* _Problem requirements_: Copy all lines that contain the word "SENZA".

# Start of Records

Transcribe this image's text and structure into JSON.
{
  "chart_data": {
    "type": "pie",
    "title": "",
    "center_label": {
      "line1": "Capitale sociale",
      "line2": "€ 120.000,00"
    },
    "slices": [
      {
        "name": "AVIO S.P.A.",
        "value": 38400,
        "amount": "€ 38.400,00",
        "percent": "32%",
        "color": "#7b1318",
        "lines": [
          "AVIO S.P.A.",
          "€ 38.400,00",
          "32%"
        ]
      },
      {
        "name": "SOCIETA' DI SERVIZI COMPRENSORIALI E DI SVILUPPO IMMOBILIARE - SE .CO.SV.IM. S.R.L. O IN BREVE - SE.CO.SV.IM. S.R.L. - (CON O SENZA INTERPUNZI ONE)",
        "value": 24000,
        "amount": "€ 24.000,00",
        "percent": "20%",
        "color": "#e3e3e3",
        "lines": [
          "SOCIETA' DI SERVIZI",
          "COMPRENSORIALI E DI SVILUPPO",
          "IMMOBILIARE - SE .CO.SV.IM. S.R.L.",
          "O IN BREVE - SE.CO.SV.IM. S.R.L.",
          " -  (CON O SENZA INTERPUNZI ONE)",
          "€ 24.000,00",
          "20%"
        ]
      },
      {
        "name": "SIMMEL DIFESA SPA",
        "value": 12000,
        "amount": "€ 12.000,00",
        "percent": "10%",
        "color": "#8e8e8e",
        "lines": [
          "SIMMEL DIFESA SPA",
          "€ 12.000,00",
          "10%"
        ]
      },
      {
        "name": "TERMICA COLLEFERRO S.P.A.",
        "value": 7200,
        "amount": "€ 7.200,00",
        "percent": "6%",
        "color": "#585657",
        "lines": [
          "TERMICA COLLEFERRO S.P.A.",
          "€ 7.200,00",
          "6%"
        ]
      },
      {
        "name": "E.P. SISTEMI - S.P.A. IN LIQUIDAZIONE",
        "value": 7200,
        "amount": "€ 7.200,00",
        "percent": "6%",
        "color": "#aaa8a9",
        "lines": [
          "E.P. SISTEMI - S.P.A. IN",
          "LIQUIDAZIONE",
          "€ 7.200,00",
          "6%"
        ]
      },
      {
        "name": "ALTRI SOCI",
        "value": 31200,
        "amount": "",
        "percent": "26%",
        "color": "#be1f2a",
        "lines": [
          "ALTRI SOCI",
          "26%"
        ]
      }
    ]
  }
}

# End of Records

* _The solution_:
        "name": "SOCIETA' DI SERVIZI COMPRENSORIALI E DI SVILUPPO IMMOBILIARE - SE .CO.SV.IM. S.R.L. O IN BREVE - SE.CO.SV.IM. S.R.L. - (CON O SENZA INTERPUNZI ONE)",
          " -  (CON O SENZA INTERPUNZI ONE)",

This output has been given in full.